=== WORK TO DO ===
Go through the records and extract every line with the word "must".

[start]

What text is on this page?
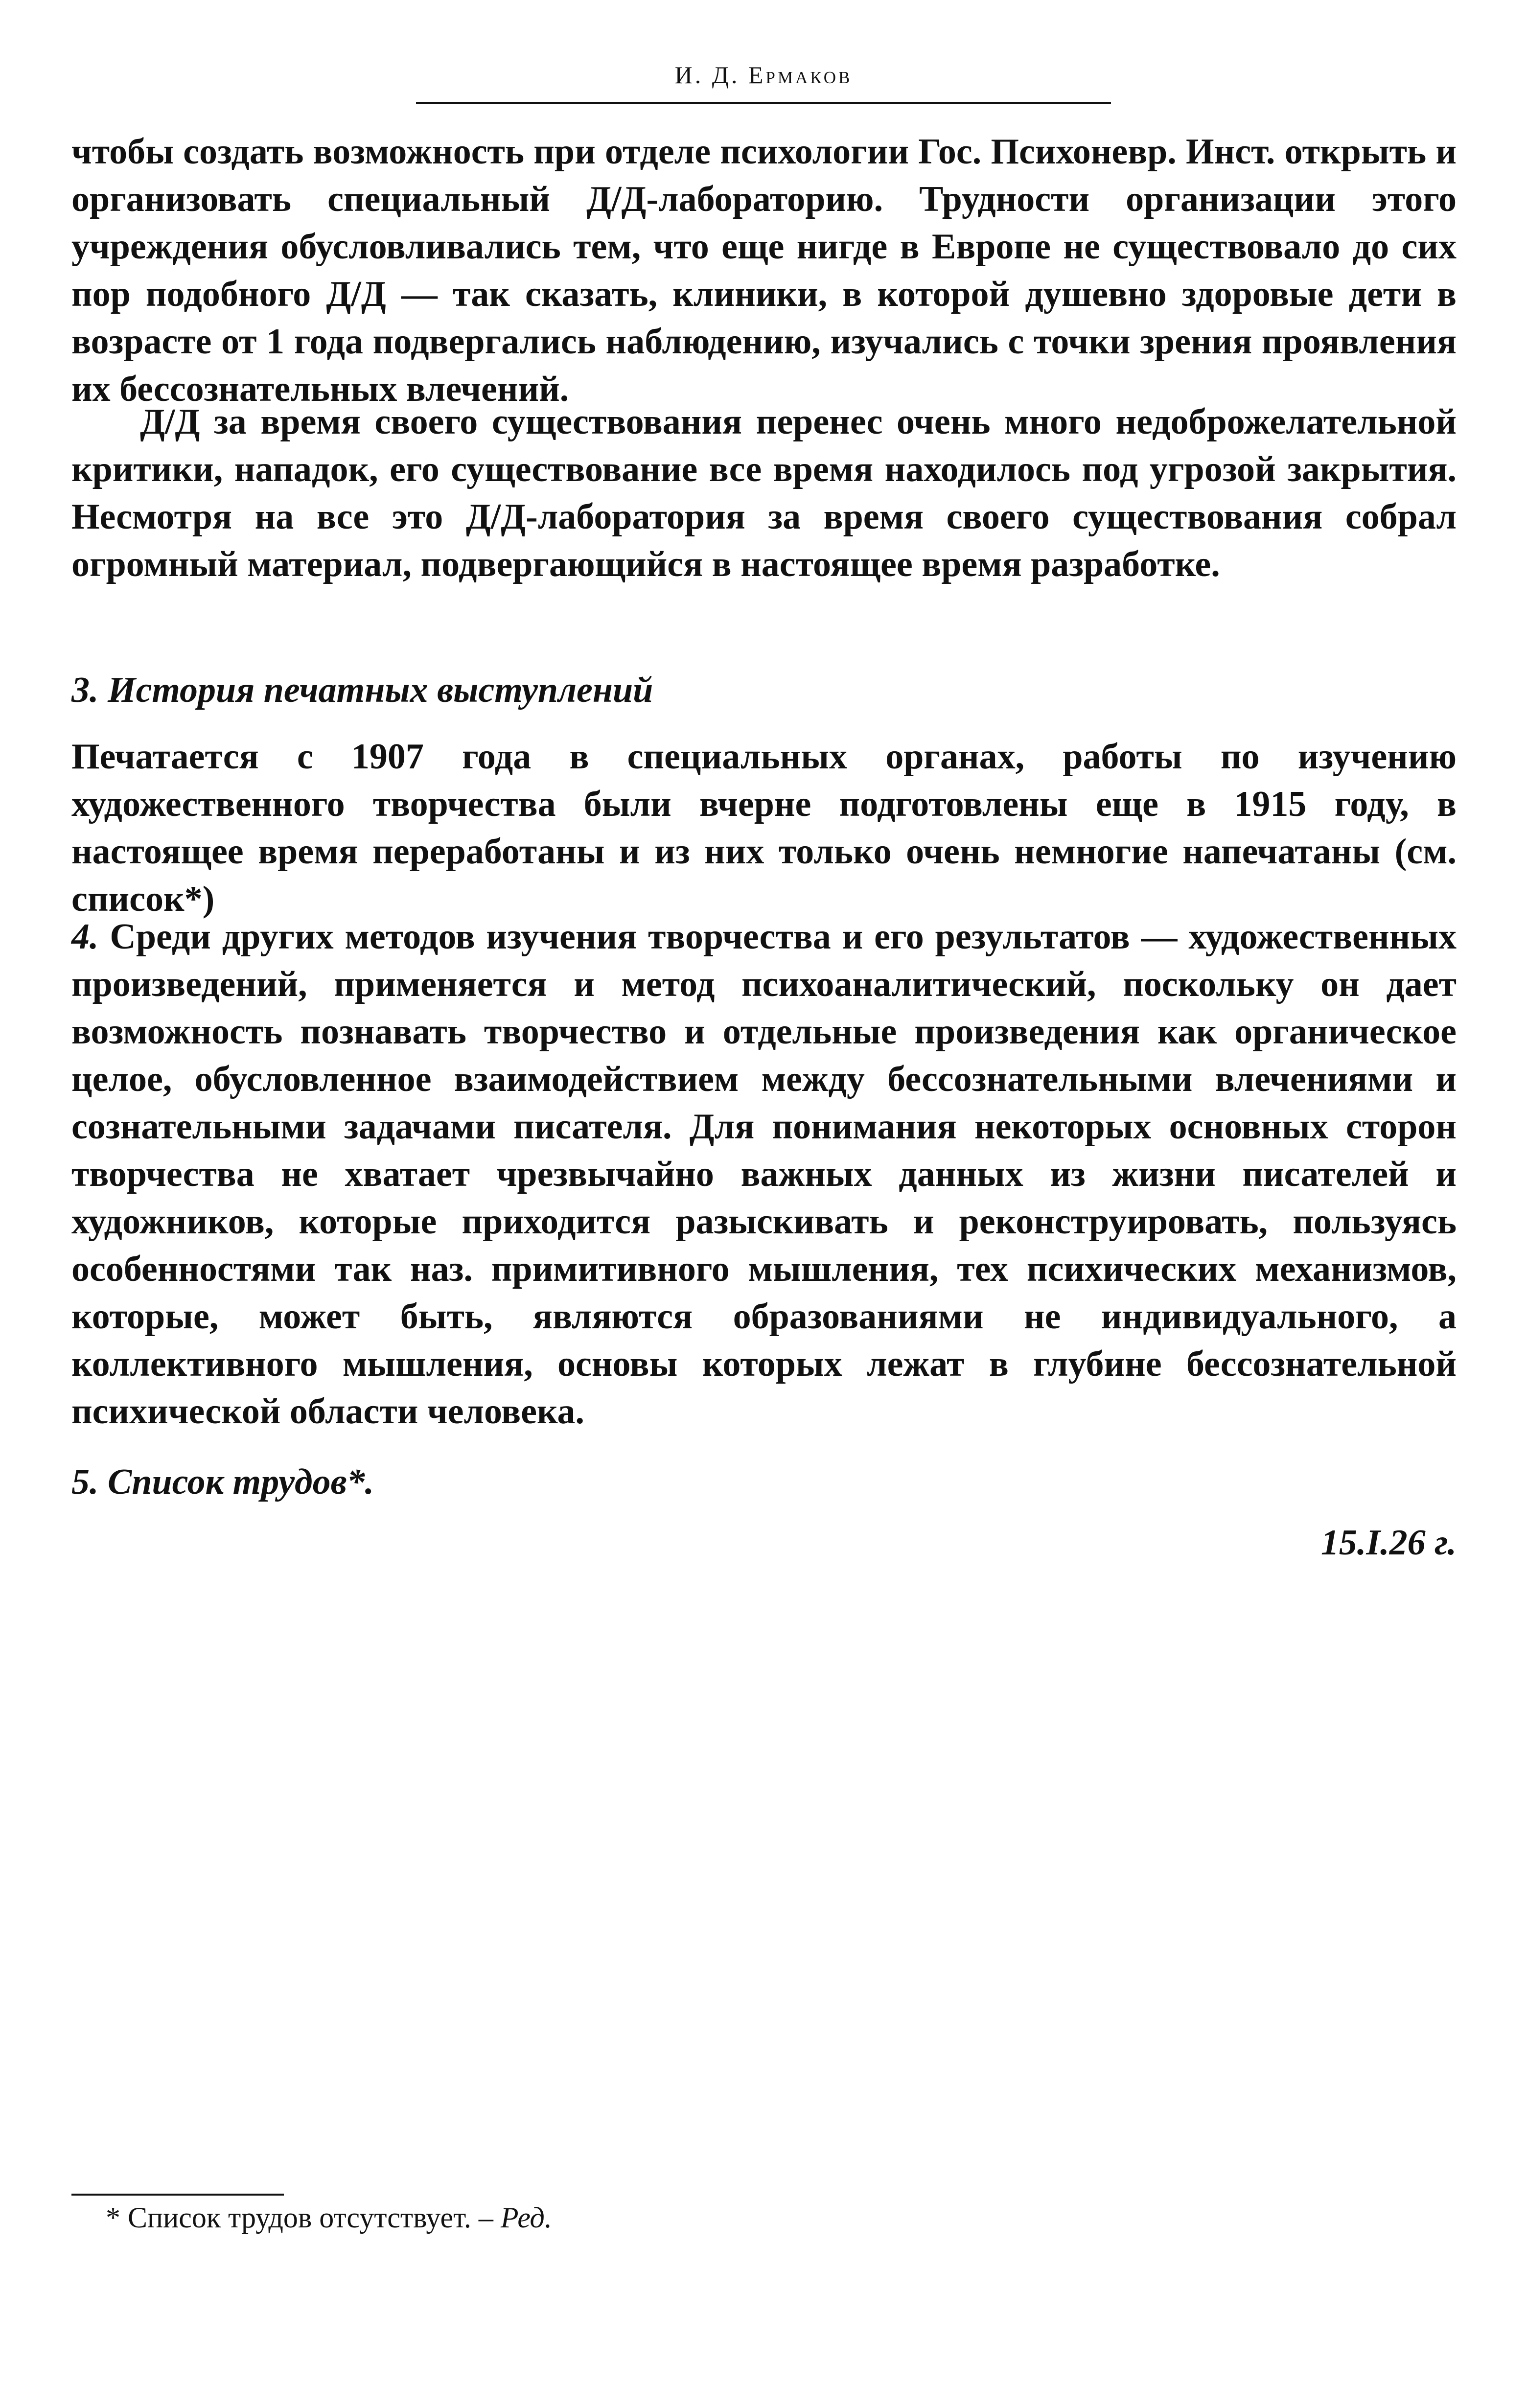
И. Д. Ермаков

чтобы создать возможность при отделе психологии Гос. Психоневр. Инст. открыть и организовать специальный Д/Д-лабораторию. Трудности организации этого учреждения обусловливались тем, что еще нигде в Европе не существовало до сих пор подобного Д/Д — так сказать, клиники, в которой душевно здоровые дети в возрасте от 1 года подвергались наблюдению, изучались с точки зрения проявления их бессознательных влечений.

Д/Д за время своего существования перенес очень много недоброжелательной критики, нападок, его существование все время находилось под угрозой закрытия. Несмотря на все это Д/Д-лаборатория за время своего существования собрал огромный материал, подвергающийся в настоящее время разработке.

3. История печатных выступлений

Печатается с 1907 года в специальных органах, работы по изучению художественного творчества были вчерне подготовлены еще в 1915 году, в настоящее время переработаны и из них только очень немногие напечатаны (см. список*)

4. Среди других методов изучения творчества и его результатов — художественных произведений, применяется и метод психоаналитический, поскольку он дает возможность познавать творчество и отдельные произведения как органическое целое, обусловленное взаимодействием между бессознательными влечениями и сознательными задачами писателя. Для понимания некоторых основных сторон творчества не хватает чрезвычайно важных данных из жизни писателей и художников, которые приходится разыскивать и реконструировать, пользуясь особенностями так наз. примитивного мышления, тех психических механизмов, которые, может быть, являются образованиями не индивидуального, а коллективного мышления, основы которых лежат в глубине бессознательной психической области человека.

5. Список трудов*.

15.I.26 г.
* Список трудов отсутствует. – Ред.
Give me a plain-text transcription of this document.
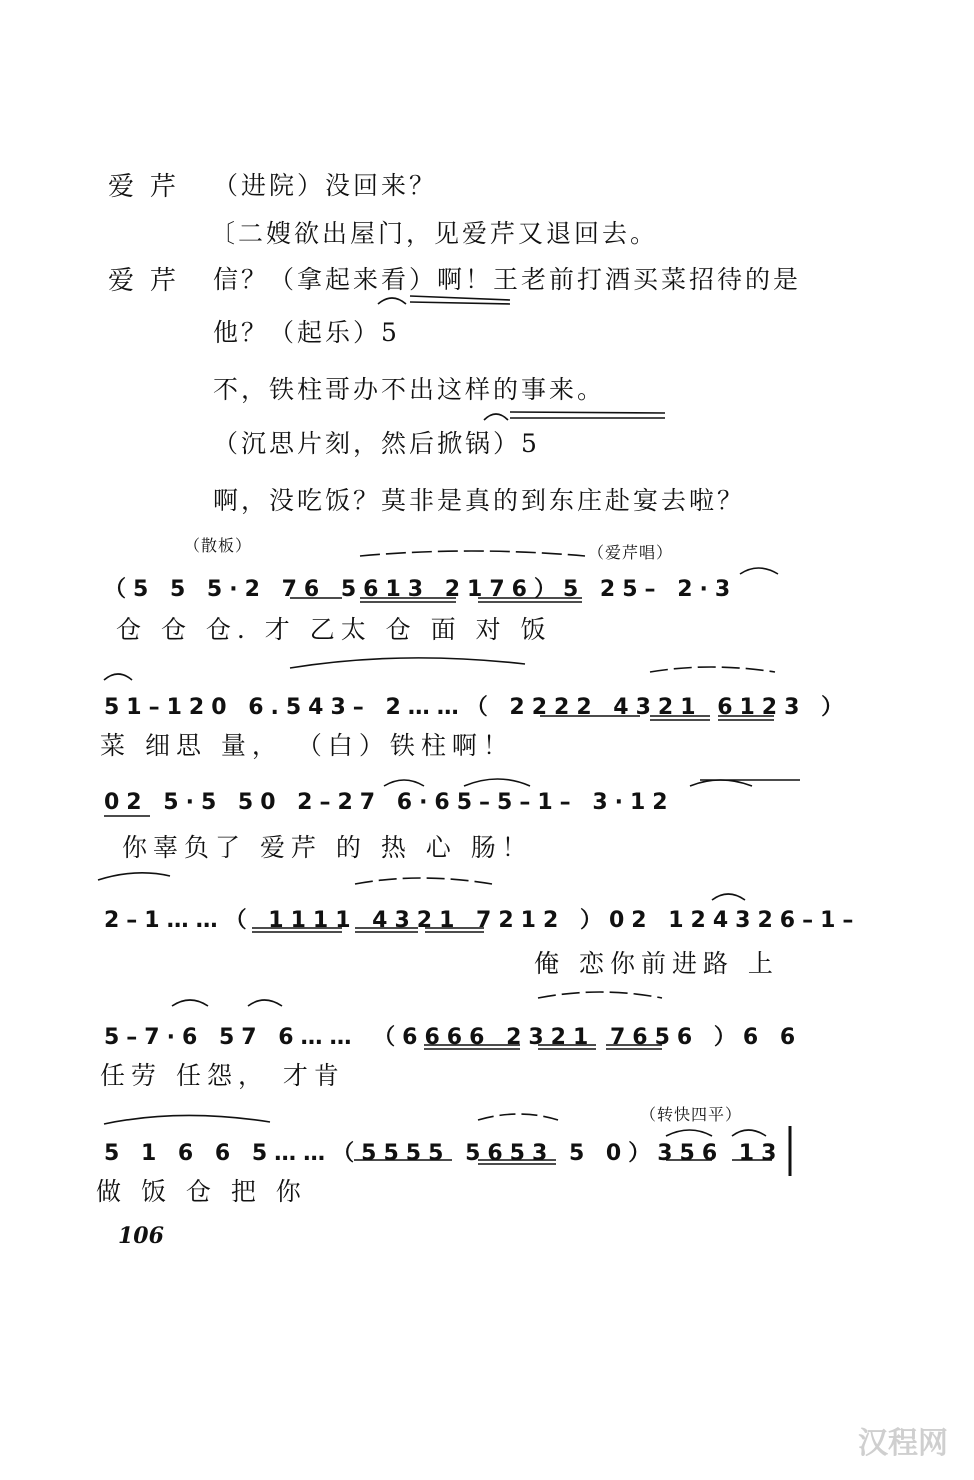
爱芹 （进院）没回来？
〔二嫂欲出屋门，见爱芹又退回去。
爱芹 信？（拿起来看）啊！王老前打酒买菜招待的是
他？（起乐）5
不，铁柱哥办不出这样的事来。
（沉思片刻，然后掀锅）5
啊，没吃饭？莫非是真的到东庄赴宴去啦？
（散板）	（爱芹唱）
（转快四平）
（5 5 5·2 76 5613 2176）5 25– 2·3
仓 仓 仓. 才 乙太 仓 面 对 饭
51–120 6.543– 2……（ 2222 4321 6123 ）
菜 细思 量， （白）铁柱啊！
02 5·5 50 2–27 6·65–5–1– 3·12
你辜负了 爱芹 的 热 心 肠！
2–1……（ 1111 4321 7212 ）02 124326–1–
俺 恋你前进路 上
5–7·6 57 6…… （6666 2321 7656 ）6 6
任劳 任怨， 才肯
5 1 6 6 5……（5555 5653 5 0）356 13
做 饭 仓 把 你
106
汉程网
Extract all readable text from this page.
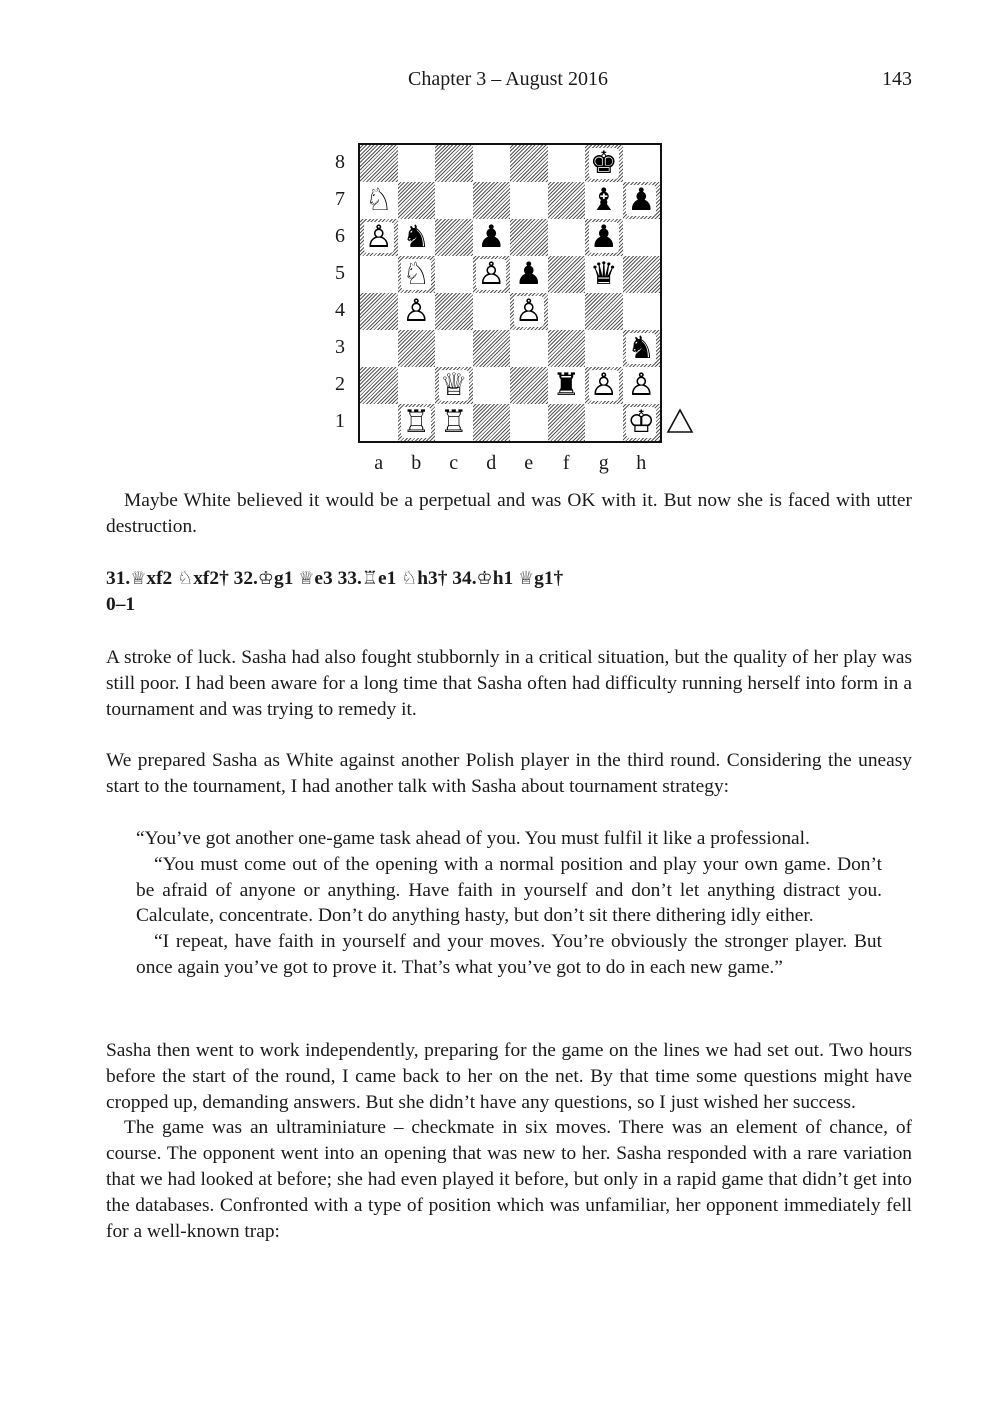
Chapter 3 – August 2016	143
♚
♘	♝ ♟
♙ ♞ ♟	♟
♘ ♙ ♟ ♛
♙	♙
♞
♕	♜ ♙ ♙
♖ ♖	♔
8
7
6
5
4
3
2
1
a	b	c	d	e	f	g	h

Maybe White believed it would be a perpetual and was OK with it. But now she is faced with utter destruction.

31.♕xf2 ♘xf2† 32.♔g1 ♕e3 33.♖e1 ♘h3† 34.♔h1 ♕g1†

0–1

A stroke of luck. Sasha had also fought stubbornly in a critical situation, but the quality of her play was still poor. I had been aware for a long time that Sasha often had difficulty running herself into form in a tournament and was trying to remedy it.

We prepared Sasha as White against another Polish player in the third round. Considering the uneasy start to the tournament, I had another talk with Sasha about tournament strategy:

“You’ve got another one-game task ahead of you. You must fulfil it like a professional.

“You must come out of the opening with a normal position and play your own game. Don’t be afraid of anyone or anything. Have faith in yourself and don’t let anything distract you. Calculate, concentrate. Don’t do anything hasty, but don’t sit there dithering idly either.

“I repeat, have faith in yourself and your moves. You’re obviously the stronger player. But once again you’ve got to prove it. That’s what you’ve got to do in each new game.”

Sasha then went to work independently, preparing for the game on the lines we had set out. Two hours before the start of the round, I came back to her on the net. By that time some questions might have cropped up, demanding answers. But she didn’t have any questions, so I just wished her success.

The game was an ultraminiature – checkmate in six moves. There was an element of chance, of course. The opponent went into an opening that was new to her. Sasha responded with a rare variation that we had looked at before; she had even played it before, but only in a rapid game that didn’t get into the databases. Confronted with a type of position which was unfamiliar, her opponent immediately fell for a well-known trap:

[end]

=== WRITTEN SOLUTION ===
“You’ve got another one-game task ahead of you. You must fulfil it like a professional.
“You must come out of the opening with a normal position and play your own game. Don’t be afraid of anyone or anything. Have faith in yourself and don’t let anything distract you. Calculate, concentrate. Don’t do anything hasty, but don’t sit there dithering idly either.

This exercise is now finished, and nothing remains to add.